> _YOUR OBJECTIVE_: Work through the listing below and count the lines that hold "Dashboard". Answer with the number alone.

* Begin ENTRIES SHOWN *

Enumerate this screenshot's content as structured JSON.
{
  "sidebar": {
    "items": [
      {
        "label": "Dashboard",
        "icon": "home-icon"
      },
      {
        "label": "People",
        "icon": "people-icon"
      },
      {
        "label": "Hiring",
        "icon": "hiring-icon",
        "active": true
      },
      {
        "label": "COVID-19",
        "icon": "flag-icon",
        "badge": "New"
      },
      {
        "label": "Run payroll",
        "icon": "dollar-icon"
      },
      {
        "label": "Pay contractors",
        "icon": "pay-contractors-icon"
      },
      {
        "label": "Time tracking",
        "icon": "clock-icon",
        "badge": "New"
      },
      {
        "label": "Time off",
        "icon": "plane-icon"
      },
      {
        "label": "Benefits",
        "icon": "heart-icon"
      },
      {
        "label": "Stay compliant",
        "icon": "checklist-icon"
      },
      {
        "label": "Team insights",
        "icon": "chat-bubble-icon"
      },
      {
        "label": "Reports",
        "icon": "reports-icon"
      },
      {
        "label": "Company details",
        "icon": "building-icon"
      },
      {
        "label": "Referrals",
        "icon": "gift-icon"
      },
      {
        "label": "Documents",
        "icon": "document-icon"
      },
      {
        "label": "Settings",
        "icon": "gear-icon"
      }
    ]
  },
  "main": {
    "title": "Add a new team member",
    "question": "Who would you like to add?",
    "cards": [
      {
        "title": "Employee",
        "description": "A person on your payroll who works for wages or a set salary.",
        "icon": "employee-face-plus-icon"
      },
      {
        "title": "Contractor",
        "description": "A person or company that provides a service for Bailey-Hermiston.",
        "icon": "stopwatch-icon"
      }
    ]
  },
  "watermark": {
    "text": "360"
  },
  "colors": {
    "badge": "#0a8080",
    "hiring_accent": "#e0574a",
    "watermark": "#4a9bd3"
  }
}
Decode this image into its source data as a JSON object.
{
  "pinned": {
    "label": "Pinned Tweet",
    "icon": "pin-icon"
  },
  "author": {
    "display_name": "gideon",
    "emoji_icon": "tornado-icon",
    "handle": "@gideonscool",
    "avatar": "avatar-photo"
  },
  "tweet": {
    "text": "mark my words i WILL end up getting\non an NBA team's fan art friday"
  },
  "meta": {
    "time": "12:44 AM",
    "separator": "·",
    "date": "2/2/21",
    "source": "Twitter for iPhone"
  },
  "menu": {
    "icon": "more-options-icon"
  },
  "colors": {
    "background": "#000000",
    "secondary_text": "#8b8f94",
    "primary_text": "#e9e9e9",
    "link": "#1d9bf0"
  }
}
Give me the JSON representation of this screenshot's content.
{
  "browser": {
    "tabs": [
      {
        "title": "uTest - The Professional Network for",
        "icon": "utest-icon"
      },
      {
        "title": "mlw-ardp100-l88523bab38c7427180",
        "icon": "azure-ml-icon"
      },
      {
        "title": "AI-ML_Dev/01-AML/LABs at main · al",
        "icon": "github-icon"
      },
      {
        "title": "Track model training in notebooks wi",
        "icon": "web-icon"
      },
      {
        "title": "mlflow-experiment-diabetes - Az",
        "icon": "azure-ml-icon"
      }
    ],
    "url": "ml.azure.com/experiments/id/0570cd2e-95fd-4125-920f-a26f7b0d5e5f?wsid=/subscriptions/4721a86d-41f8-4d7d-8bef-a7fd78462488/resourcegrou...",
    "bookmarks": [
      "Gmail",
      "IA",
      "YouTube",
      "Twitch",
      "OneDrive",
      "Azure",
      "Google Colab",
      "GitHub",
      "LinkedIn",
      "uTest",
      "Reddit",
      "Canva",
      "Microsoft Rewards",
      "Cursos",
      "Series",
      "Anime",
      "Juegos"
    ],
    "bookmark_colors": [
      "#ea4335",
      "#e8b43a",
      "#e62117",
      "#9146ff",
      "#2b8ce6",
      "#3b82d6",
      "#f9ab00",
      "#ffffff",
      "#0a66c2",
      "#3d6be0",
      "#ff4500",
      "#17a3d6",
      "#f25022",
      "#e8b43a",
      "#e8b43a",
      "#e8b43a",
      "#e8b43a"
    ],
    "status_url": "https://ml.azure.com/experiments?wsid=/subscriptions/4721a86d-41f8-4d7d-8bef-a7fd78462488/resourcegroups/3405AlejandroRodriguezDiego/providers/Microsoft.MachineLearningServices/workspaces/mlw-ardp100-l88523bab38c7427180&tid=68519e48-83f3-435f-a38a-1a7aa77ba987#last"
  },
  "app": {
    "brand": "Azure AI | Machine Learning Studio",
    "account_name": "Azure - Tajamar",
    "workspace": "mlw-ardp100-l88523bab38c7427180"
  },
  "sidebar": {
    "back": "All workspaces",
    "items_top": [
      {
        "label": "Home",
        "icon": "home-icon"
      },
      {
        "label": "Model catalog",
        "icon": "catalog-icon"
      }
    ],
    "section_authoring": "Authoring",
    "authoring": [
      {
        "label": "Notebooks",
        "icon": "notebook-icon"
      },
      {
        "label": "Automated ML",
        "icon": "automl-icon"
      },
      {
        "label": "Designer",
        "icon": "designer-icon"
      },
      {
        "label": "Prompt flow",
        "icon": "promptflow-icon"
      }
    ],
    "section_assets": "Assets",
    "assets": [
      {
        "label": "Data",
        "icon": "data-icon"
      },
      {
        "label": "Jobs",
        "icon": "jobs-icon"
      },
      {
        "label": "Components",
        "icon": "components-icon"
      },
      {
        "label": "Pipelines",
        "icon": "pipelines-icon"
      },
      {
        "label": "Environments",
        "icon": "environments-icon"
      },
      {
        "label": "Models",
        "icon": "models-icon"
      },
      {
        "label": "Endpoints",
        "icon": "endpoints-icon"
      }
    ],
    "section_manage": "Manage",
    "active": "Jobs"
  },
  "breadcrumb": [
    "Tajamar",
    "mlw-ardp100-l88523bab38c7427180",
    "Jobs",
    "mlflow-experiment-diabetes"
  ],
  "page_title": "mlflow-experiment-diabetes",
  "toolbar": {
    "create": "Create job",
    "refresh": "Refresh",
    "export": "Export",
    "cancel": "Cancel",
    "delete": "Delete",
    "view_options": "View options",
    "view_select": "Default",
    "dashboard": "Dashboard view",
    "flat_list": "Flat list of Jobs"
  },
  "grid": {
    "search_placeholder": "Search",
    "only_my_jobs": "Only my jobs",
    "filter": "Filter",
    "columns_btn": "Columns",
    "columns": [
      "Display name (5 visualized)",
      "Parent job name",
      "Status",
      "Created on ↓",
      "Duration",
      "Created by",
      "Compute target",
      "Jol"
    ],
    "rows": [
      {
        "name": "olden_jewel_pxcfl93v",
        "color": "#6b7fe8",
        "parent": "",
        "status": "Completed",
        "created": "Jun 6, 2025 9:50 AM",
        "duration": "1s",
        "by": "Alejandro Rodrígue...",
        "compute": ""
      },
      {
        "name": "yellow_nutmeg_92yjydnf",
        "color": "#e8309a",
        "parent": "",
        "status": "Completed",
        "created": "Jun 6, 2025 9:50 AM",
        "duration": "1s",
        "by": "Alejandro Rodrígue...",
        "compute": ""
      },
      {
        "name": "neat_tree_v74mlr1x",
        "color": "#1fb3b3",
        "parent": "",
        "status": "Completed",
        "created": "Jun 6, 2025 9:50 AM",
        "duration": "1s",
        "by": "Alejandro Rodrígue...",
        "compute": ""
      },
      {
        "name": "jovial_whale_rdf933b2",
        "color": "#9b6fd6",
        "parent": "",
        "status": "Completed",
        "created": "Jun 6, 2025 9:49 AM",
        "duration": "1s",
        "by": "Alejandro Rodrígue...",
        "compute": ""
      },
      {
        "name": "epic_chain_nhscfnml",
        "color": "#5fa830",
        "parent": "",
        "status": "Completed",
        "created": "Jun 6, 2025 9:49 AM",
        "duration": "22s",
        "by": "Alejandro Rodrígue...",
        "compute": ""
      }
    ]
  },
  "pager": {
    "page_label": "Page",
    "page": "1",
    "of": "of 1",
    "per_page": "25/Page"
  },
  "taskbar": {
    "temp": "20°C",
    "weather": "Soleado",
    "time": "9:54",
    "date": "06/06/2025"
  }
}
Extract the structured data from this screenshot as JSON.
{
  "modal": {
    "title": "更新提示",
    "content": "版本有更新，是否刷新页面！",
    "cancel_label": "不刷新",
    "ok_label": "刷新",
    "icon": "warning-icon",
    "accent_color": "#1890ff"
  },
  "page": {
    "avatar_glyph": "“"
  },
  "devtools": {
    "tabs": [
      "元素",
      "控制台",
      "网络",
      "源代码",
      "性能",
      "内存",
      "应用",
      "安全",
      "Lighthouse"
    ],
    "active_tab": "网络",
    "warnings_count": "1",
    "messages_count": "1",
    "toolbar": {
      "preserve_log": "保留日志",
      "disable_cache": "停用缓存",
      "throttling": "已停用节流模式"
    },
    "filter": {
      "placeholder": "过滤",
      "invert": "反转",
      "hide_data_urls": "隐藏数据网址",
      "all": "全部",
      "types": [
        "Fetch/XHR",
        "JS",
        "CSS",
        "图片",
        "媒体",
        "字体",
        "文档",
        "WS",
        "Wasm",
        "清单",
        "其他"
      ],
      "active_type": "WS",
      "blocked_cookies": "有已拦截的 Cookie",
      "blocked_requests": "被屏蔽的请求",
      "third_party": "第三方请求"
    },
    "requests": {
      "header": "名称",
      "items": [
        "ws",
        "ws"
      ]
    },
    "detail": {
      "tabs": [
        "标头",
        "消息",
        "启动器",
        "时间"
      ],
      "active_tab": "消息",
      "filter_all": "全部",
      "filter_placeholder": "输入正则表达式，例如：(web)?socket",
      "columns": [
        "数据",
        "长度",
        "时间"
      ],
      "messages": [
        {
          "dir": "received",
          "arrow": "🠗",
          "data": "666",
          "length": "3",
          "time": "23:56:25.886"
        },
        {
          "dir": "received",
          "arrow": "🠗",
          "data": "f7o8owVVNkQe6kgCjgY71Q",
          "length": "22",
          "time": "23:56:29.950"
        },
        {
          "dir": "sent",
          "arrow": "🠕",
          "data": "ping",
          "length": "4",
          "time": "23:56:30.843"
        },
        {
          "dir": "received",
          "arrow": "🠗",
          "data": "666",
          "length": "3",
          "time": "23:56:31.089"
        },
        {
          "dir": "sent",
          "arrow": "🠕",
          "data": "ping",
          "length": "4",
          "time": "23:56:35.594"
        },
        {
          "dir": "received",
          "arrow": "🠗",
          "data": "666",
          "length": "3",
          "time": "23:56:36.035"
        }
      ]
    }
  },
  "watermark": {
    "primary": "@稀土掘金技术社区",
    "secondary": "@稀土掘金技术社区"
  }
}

* End ENTRIES SHOWN *

> _EXERCISE ANSWER_: 2